Task brief: Of all the lines in the material below, how many include the string "Particules"? Give the number only.

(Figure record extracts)

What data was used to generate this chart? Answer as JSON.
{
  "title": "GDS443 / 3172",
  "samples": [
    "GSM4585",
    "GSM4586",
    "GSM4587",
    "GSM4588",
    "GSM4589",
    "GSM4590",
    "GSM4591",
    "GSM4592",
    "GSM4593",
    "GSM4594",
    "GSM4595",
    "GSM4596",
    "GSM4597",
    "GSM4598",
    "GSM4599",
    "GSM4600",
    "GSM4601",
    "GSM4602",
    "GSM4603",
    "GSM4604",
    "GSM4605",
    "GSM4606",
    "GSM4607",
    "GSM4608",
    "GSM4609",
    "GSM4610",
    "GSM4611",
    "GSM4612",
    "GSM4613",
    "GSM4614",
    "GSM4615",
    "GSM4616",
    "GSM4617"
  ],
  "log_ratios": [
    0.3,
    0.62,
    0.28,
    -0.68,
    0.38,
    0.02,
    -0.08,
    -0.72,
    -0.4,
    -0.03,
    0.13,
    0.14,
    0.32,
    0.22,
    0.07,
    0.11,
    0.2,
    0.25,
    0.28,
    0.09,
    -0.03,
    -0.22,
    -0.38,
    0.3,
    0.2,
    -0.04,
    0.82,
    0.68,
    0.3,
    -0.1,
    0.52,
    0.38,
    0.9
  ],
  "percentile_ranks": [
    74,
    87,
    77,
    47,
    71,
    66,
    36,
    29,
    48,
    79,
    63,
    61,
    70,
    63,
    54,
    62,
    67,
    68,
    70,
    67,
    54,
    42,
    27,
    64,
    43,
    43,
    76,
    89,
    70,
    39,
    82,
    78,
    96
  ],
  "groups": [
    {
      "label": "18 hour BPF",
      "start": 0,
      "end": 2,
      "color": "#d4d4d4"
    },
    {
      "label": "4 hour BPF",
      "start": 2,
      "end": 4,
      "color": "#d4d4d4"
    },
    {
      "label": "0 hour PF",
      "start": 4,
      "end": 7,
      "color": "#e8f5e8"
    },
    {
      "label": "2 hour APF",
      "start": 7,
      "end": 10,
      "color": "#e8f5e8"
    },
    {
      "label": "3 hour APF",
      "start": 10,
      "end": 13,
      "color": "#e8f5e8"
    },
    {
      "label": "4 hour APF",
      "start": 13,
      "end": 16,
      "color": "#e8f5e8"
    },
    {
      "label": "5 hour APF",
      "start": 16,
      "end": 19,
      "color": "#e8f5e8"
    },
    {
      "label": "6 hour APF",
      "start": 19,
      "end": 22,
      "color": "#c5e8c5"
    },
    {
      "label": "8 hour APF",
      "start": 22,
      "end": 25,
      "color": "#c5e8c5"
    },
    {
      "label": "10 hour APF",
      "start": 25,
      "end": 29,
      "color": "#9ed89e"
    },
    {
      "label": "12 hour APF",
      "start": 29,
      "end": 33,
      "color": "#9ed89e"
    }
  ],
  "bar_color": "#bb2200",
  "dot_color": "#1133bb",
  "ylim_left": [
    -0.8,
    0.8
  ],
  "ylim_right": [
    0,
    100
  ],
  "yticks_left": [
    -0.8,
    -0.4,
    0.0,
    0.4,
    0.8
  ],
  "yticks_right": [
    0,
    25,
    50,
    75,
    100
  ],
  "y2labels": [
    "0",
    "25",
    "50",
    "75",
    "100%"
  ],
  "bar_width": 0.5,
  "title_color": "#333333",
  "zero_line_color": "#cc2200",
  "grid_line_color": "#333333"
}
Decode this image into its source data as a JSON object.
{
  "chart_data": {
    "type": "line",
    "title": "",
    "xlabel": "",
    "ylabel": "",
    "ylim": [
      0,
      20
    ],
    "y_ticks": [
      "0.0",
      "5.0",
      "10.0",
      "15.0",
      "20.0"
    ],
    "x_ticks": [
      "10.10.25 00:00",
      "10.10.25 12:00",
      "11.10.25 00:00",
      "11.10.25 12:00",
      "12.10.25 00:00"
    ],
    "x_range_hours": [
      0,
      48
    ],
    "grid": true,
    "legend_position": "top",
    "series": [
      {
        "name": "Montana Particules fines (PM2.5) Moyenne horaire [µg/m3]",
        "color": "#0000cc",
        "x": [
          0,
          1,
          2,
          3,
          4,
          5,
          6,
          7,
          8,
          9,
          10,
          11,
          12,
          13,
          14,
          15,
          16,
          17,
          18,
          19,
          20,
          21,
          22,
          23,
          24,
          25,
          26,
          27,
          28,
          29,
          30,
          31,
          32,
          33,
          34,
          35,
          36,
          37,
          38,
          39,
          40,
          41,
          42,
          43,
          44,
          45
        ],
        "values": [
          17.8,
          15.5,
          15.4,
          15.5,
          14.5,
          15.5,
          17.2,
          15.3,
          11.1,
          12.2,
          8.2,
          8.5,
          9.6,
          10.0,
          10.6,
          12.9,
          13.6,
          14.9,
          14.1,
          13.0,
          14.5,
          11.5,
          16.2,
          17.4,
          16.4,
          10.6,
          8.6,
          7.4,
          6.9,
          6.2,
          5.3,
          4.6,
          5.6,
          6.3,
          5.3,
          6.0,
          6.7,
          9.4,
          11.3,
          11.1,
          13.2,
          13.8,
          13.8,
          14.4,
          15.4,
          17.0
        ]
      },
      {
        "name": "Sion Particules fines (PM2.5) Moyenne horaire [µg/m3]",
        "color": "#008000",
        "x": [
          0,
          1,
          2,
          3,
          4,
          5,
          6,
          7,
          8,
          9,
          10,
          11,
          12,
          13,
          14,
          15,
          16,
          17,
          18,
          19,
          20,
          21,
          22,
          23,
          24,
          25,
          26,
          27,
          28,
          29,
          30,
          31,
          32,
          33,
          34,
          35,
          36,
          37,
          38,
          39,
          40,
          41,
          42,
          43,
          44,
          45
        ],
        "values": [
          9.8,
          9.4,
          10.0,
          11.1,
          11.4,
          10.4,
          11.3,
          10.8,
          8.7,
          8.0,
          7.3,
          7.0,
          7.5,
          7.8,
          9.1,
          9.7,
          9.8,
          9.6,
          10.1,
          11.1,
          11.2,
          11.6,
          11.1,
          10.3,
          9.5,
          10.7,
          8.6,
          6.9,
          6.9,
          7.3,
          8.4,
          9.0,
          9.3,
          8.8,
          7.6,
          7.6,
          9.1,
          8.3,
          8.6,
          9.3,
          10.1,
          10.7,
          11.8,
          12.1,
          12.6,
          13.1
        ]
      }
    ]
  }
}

Correct result: 2